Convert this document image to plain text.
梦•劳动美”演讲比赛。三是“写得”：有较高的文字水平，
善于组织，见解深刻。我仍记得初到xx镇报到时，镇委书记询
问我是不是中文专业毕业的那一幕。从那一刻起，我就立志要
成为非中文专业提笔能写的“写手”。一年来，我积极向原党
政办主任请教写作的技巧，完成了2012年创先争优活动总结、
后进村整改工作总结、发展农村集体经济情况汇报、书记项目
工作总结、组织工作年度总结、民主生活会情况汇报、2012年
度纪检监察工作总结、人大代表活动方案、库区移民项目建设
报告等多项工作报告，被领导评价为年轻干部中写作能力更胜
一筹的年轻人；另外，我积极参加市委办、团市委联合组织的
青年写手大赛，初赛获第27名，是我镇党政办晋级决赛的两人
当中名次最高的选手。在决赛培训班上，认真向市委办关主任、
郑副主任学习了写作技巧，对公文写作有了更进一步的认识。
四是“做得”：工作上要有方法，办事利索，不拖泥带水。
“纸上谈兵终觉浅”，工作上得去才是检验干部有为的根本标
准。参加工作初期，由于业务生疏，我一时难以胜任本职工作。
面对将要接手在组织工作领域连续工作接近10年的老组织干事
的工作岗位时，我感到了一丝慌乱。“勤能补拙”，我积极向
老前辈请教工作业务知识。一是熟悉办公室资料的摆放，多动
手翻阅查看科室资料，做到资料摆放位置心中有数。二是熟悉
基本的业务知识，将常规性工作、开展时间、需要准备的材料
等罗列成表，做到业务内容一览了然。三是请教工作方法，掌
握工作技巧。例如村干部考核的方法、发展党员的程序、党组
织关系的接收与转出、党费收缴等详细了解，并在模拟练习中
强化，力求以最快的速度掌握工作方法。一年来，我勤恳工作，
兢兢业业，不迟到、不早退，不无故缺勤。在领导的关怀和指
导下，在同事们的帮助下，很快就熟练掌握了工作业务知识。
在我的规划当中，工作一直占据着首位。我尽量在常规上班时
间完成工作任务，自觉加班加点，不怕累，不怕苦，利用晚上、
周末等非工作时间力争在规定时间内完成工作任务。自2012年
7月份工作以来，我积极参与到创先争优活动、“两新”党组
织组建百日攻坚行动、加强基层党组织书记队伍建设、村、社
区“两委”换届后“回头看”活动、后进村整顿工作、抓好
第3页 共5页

* OBJECTIVE
Take the listing above and write it out again exactly.

* FINISHED TASK
Convert this document image to plain text.
梦•劳动美”演讲比赛。三是“写得”：有较高的文字水平，
善于组织，见解深刻。我仍记得初到xx镇报到时，镇委书记询
问我是不是中文专业毕业的那一幕。从那一刻起，我就立志要
成为非中文专业提笔能写的“写手”。一年来，我积极向原党
政办主任请教写作的技巧，完成了2012年创先争优活动总结、
后进村整改工作总结、发展农村集体经济情况汇报、书记项目
工作总结、组织工作年度总结、民主生活会情况汇报、2012年
度纪检监察工作总结、人大代表活动方案、库区移民项目建设
报告等多项工作报告，被领导评价为年轻干部中写作能力更胜
一筹的年轻人；另外，我积极参加市委办、团市委联合组织的
青年写手大赛，初赛获第27名，是我镇党政办晋级决赛的两人
当中名次最高的选手。在决赛培训班上，认真向市委办关主任、
郑副主任学习了写作技巧，对公文写作有了更进一步的认识。
四是“做得”：工作上要有方法，办事利索，不拖泥带水。
“纸上谈兵终觉浅”，工作上得去才是检验干部有为的根本标
准。参加工作初期，由于业务生疏，我一时难以胜任本职工作。
面对将要接手在组织工作领域连续工作接近10年的老组织干事
的工作岗位时，我感到了一丝慌乱。“勤能补拙”，我积极向
老前辈请教工作业务知识。一是熟悉办公室资料的摆放，多动
手翻阅查看科室资料，做到资料摆放位置心中有数。二是熟悉
基本的业务知识，将常规性工作、开展时间、需要准备的材料
等罗列成表，做到业务内容一览了然。三是请教工作方法，掌
握工作技巧。例如村干部考核的方法、发展党员的程序、党组
织关系的接收与转出、党费收缴等详细了解，并在模拟练习中
强化，力求以最快的速度掌握工作方法。一年来，我勤恳工作，
兢兢业业，不迟到、不早退，不无故缺勤。在领导的关怀和指
导下，在同事们的帮助下，很快就熟练掌握了工作业务知识。
在我的规划当中，工作一直占据着首位。我尽量在常规上班时
间完成工作任务，自觉加班加点，不怕累，不怕苦，利用晚上、
周末等非工作时间力争在规定时间内完成工作任务。自2012年
7月份工作以来，我积极参与到创先争优活动、“两新”党组
织组建百日攻坚行动、加强基层党组织书记队伍建设、村、社
区“两委”换届后“回头看”活动、后进村整顿工作、抓好
第3页 共5页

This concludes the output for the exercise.